• **What is expected**: Reproduce the records below verbatim, leaving out the pictures.
-- start Information shown --
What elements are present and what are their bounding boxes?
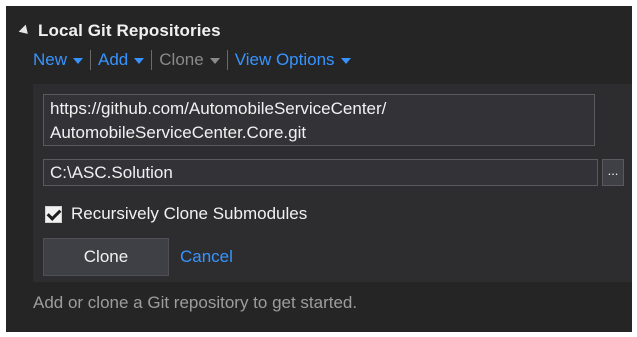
collapse-arrow-icon[interactable] bbox=[18, 24, 32, 38]
add-menu-label: Add bbox=[98, 50, 129, 69]
menu-separator bbox=[151, 50, 153, 70]
recursive-clone-option[interactable]: Recursively Clone Submodules bbox=[45, 203, 307, 225]
new-menu-label: New bbox=[33, 50, 68, 69]
new-menu[interactable]: New bbox=[33, 50, 84, 70]
section-title: Local Git Repositories bbox=[38, 21, 221, 40]
view-options-menu[interactable]: View Options bbox=[235, 50, 351, 70]
team-explorer-panel: Local Git Repositories New Add Clone Vie… bbox=[6, 6, 632, 332]
repository-url-line-1: https://github.com/AutomobileServiceCent… bbox=[50, 99, 387, 118]
section-header[interactable]: Local Git Repositories bbox=[18, 20, 221, 42]
chevron-down-icon bbox=[209, 58, 220, 64]
browse-button[interactable]: ... bbox=[602, 159, 624, 186]
add-menu[interactable]: Add bbox=[98, 50, 145, 70]
repository-url-line-2: AutomobileServiceCenter.Core.git bbox=[50, 123, 307, 142]
recursive-clone-label[interactable]: Recursively Clone Submodules bbox=[71, 204, 307, 224]
menu-separator bbox=[226, 50, 228, 70]
clone-repository-form: https://github.com/AutomobileServiceCent… bbox=[33, 84, 632, 282]
repository-url-input[interactable]: https://github.com/AutomobileServiceCent… bbox=[43, 94, 595, 146]
section-menu: New Add Clone View Options bbox=[33, 48, 351, 72]
clone-menu-label: Clone bbox=[159, 50, 204, 69]
menu-separator bbox=[90, 50, 92, 70]
chevron-down-icon bbox=[340, 58, 351, 64]
recursive-clone-checkbox[interactable] bbox=[45, 205, 62, 223]
chevron-down-icon bbox=[73, 58, 84, 64]
clone-button[interactable]: Clone bbox=[43, 238, 169, 276]
view-options-menu-label: View Options bbox=[234, 50, 335, 69]
empty-state-hint: Add or clone a Git repository to get sta… bbox=[33, 293, 358, 312]
local-path-input[interactable]: C:\ASC.Solution bbox=[43, 159, 598, 186]
chevron-down-icon bbox=[134, 58, 145, 64]
clone-menu[interactable]: Clone bbox=[159, 50, 220, 70]
cancel-link[interactable]: Cancel bbox=[180, 247, 233, 267]
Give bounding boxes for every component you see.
-- end Information shown --
• **Full answer**:
What elements are present and what are their bounding boxes?
collapse-arrow-icon[interactable] bbox=[18, 24, 32, 38]
add-menu-label: Add bbox=[98, 50, 129, 69]
menu-separator bbox=[151, 50, 153, 70]
recursive-clone-option[interactable]: Recursively Clone Submodules bbox=[45, 203, 307, 225]
new-menu-label: New bbox=[33, 50, 68, 69]
new-menu[interactable]: New bbox=[33, 50, 84, 70]
section-title: Local Git Repositories bbox=[38, 21, 221, 40]
view-options-menu[interactable]: View Options bbox=[235, 50, 351, 70]
team-explorer-panel: Local Git Repositories New Add Clone Vie… bbox=[6, 6, 632, 332]
repository-url-line-1: https://github.com/AutomobileServiceCent… bbox=[50, 99, 387, 118]
section-header[interactable]: Local Git Repositories bbox=[18, 20, 221, 42]
chevron-down-icon bbox=[209, 58, 220, 64]
browse-button[interactable]: ... bbox=[602, 159, 624, 186]
add-menu[interactable]: Add bbox=[98, 50, 145, 70]
repository-url-line-2: AutomobileServiceCenter.Core.git bbox=[50, 123, 307, 142]
recursive-clone-label[interactable]: Recursively Clone Submodules bbox=[71, 204, 307, 224]
menu-separator bbox=[226, 50, 228, 70]
clone-repository-form: https://github.com/AutomobileServiceCent… bbox=[33, 84, 632, 282]
repository-url-input[interactable]: https://github.com/AutomobileServiceCent… bbox=[43, 94, 595, 146]
section-menu: New Add Clone View Options bbox=[33, 48, 351, 72]
clone-menu-label: Clone bbox=[159, 50, 204, 69]
menu-separator bbox=[90, 50, 92, 70]
chevron-down-icon bbox=[340, 58, 351, 64]
recursive-clone-checkbox[interactable] bbox=[45, 205, 62, 223]
chevron-down-icon bbox=[73, 58, 84, 64]
clone-button[interactable]: Clone bbox=[43, 238, 169, 276]
view-options-menu-label: View Options bbox=[234, 50, 335, 69]
empty-state-hint: Add or clone a Git repository to get sta… bbox=[33, 293, 358, 312]
local-path-input[interactable]: C:\ASC.Solution bbox=[43, 159, 598, 186]
chevron-down-icon bbox=[134, 58, 145, 64]
clone-menu[interactable]: Clone bbox=[159, 50, 220, 70]
cancel-link[interactable]: Cancel bbox=[180, 247, 233, 267]
Give bounding boxes for every component you see.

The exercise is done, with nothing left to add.